**Direction:** Pictures stay out; everything else in the records below is copied exactly.

**Dataset extract:**
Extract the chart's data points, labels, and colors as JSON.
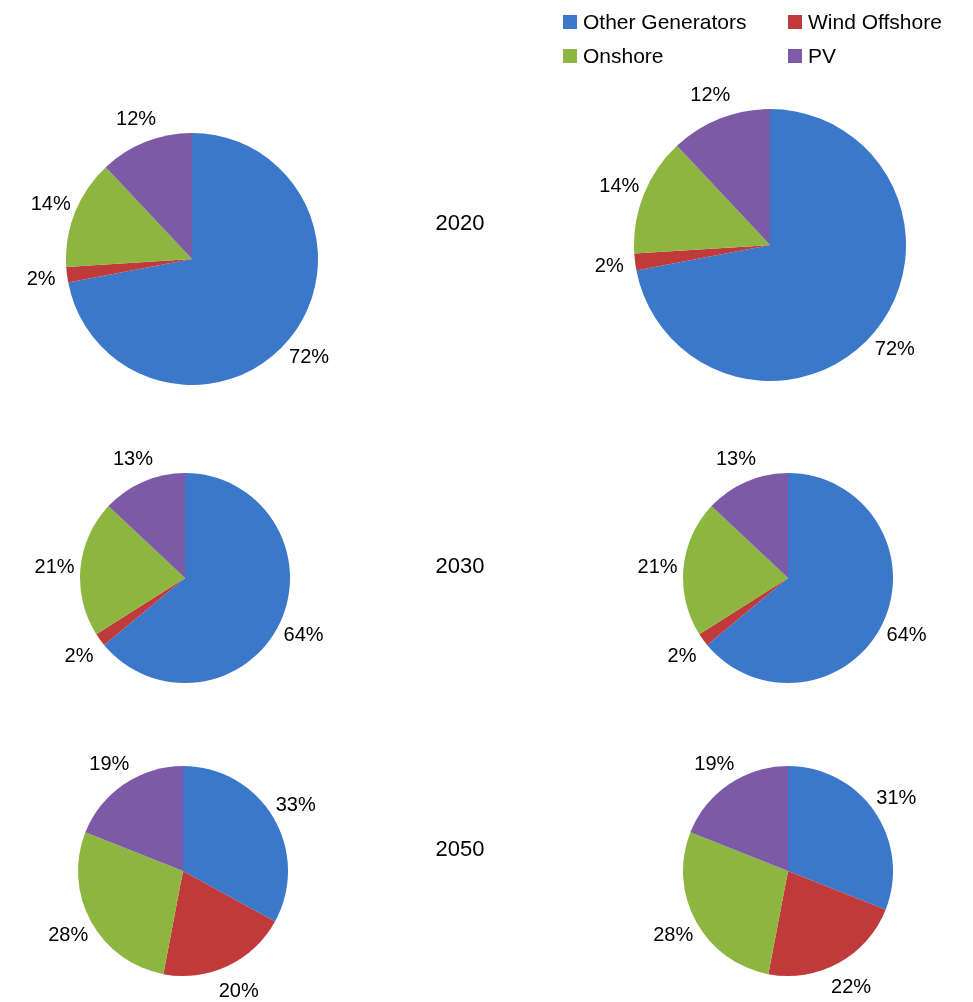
{
  "chart_data": [
    {
      "type": "pie",
      "categories": [
        null,
        null,
        null,
        null
      ],
      "values": [
        72,
        2,
        14,
        12
      ],
      "value_labels": [
        "72%",
        "2%",
        "14%",
        "12%"
      ],
      "colors": [
        "#3b78c9",
        "#c0393b",
        "#8db640",
        "#7d5aa6"
      ],
      "annotations": [
        "2020"
      ]
    },
    {
      "type": "pie",
      "categories": [
        "Other Generators",
        "Wind Offshore",
        "Onshore",
        "PV"
      ],
      "values": [
        72,
        2,
        14,
        12
      ],
      "value_labels": [
        "72%",
        "2%",
        "14%",
        "12%"
      ],
      "colors": [
        "#3b78c9",
        "#c0393b",
        "#8db640",
        "#7d5aa6"
      ],
      "legend": "top"
    },
    {
      "type": "pie",
      "categories": [
        null,
        null,
        null,
        null
      ],
      "values": [
        64,
        2,
        21,
        13
      ],
      "value_labels": [
        "64%",
        "2%",
        "21%",
        "13%"
      ],
      "colors": [
        "#3b78c9",
        "#c0393b",
        "#8db640",
        "#7d5aa6"
      ],
      "annotations": [
        "2030"
      ]
    },
    {
      "type": "pie",
      "categories": [
        null,
        null,
        null,
        null
      ],
      "values": [
        64,
        2,
        21,
        13
      ],
      "value_labels": [
        "64%",
        "2%",
        "21%",
        "13%"
      ],
      "colors": [
        "#3b78c9",
        "#c0393b",
        "#8db640",
        "#7d5aa6"
      ]
    },
    {
      "type": "pie",
      "categories": [
        null,
        null,
        null,
        null
      ],
      "values": [
        33,
        20,
        28,
        19
      ],
      "value_labels": [
        "33%",
        "20%",
        "28%",
        "19%"
      ],
      "colors": [
        "#3b78c9",
        "#c0393b",
        "#8db640",
        "#7d5aa6"
      ],
      "annotations": [
        "2050"
      ]
    },
    {
      "type": "pie",
      "categories": [
        null,
        null,
        null,
        null
      ],
      "values": [
        31,
        22,
        28,
        19
      ],
      "value_labels": [
        "31%",
        "22%",
        "28%",
        "19%"
      ],
      "colors": [
        "#3b78c9",
        "#c0393b",
        "#8db640",
        "#7d5aa6"
      ]
    }
  ]
}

**Answer to this task:**
Extract the chart's data points, labels, and colors as JSON.
{
  "chart_data": [
    {
      "type": "pie",
      "categories": [
        null,
        null,
        null,
        null
      ],
      "values": [
        72,
        2,
        14,
        12
      ],
      "value_labels": [
        "72%",
        "2%",
        "14%",
        "12%"
      ],
      "colors": [
        "#3b78c9",
        "#c0393b",
        "#8db640",
        "#7d5aa6"
      ],
      "annotations": [
        "2020"
      ]
    },
    {
      "type": "pie",
      "categories": [
        "Other Generators",
        "Wind Offshore",
        "Onshore",
        "PV"
      ],
      "values": [
        72,
        2,
        14,
        12
      ],
      "value_labels": [
        "72%",
        "2%",
        "14%",
        "12%"
      ],
      "colors": [
        "#3b78c9",
        "#c0393b",
        "#8db640",
        "#7d5aa6"
      ],
      "legend": "top"
    },
    {
      "type": "pie",
      "categories": [
        null,
        null,
        null,
        null
      ],
      "values": [
        64,
        2,
        21,
        13
      ],
      "value_labels": [
        "64%",
        "2%",
        "21%",
        "13%"
      ],
      "colors": [
        "#3b78c9",
        "#c0393b",
        "#8db640",
        "#7d5aa6"
      ],
      "annotations": [
        "2030"
      ]
    },
    {
      "type": "pie",
      "categories": [
        null,
        null,
        null,
        null
      ],
      "values": [
        64,
        2,
        21,
        13
      ],
      "value_labels": [
        "64%",
        "2%",
        "21%",
        "13%"
      ],
      "colors": [
        "#3b78c9",
        "#c0393b",
        "#8db640",
        "#7d5aa6"
      ]
    },
    {
      "type": "pie",
      "categories": [
        null,
        null,
        null,
        null
      ],
      "values": [
        33,
        20,
        28,
        19
      ],
      "value_labels": [
        "33%",
        "20%",
        "28%",
        "19%"
      ],
      "colors": [
        "#3b78c9",
        "#c0393b",
        "#8db640",
        "#7d5aa6"
      ],
      "annotations": [
        "2050"
      ]
    },
    {
      "type": "pie",
      "categories": [
        null,
        null,
        null,
        null
      ],
      "values": [
        31,
        22,
        28,
        19
      ],
      "value_labels": [
        "31%",
        "22%",
        "28%",
        "19%"
      ],
      "colors": [
        "#3b78c9",
        "#c0393b",
        "#8db640",
        "#7d5aa6"
      ]
    }
  ]
}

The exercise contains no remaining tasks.